* [CHALLENGE]: Identify all lines in the listing that include the word "true", and copy them out.

╭──

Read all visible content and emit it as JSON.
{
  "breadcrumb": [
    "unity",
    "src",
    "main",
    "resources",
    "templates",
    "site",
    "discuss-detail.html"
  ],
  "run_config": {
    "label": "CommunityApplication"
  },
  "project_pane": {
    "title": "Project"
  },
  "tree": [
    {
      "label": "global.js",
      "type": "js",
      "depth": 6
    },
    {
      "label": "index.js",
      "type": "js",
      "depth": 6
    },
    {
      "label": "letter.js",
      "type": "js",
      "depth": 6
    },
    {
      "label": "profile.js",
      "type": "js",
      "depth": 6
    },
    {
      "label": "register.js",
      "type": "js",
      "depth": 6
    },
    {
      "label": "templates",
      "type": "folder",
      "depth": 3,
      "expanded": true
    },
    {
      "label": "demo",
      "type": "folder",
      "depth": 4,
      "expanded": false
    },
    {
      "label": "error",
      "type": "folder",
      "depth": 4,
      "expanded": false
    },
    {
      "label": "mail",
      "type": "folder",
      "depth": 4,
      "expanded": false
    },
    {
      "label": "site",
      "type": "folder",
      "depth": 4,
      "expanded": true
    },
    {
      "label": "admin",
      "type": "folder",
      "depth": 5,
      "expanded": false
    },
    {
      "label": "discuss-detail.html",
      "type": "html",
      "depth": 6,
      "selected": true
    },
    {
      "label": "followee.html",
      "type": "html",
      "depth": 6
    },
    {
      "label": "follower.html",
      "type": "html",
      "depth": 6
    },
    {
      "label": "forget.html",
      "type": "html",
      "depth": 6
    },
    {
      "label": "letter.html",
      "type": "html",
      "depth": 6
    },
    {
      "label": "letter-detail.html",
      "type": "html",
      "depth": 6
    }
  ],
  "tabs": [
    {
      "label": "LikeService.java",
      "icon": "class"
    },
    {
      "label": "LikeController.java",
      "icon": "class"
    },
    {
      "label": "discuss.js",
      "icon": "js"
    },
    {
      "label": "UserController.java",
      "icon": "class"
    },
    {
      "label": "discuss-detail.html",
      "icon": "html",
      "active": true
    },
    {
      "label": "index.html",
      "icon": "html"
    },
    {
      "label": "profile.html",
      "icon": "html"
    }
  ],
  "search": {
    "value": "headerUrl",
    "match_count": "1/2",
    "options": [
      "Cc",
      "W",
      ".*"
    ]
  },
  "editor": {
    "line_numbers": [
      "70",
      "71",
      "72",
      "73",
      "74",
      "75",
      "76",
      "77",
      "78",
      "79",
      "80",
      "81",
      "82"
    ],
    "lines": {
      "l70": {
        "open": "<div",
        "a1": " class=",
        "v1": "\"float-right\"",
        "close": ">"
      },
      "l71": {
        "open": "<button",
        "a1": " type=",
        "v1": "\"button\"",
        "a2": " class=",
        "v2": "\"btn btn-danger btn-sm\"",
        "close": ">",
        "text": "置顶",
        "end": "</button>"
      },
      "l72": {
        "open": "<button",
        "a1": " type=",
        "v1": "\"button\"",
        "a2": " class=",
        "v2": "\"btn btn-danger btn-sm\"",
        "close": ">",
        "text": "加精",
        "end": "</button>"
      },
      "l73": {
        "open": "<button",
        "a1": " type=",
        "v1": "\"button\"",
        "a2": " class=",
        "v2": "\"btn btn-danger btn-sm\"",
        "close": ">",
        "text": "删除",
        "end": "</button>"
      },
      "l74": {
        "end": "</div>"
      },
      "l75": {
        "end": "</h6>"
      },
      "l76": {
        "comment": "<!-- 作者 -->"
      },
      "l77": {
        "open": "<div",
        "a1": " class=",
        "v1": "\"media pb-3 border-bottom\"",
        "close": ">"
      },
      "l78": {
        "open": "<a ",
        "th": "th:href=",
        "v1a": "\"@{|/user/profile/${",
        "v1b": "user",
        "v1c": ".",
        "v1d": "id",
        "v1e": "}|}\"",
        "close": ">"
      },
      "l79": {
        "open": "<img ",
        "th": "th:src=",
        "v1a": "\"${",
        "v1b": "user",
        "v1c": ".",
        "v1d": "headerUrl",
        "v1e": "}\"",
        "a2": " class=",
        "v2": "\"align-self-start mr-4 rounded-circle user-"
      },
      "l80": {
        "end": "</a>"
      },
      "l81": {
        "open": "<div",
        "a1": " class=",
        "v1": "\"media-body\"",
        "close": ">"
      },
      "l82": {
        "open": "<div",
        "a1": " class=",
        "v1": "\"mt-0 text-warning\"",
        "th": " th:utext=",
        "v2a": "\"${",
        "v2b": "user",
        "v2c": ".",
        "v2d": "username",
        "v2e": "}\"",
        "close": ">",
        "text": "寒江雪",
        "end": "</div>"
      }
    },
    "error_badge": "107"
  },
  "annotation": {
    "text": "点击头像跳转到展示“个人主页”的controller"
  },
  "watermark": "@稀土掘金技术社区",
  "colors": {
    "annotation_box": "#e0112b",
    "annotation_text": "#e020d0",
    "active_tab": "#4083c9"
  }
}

╰──

* [OUTPUT OF THE EXERCISE]:
      "expanded": true
      "expanded": true
      "selected": true
      "active": true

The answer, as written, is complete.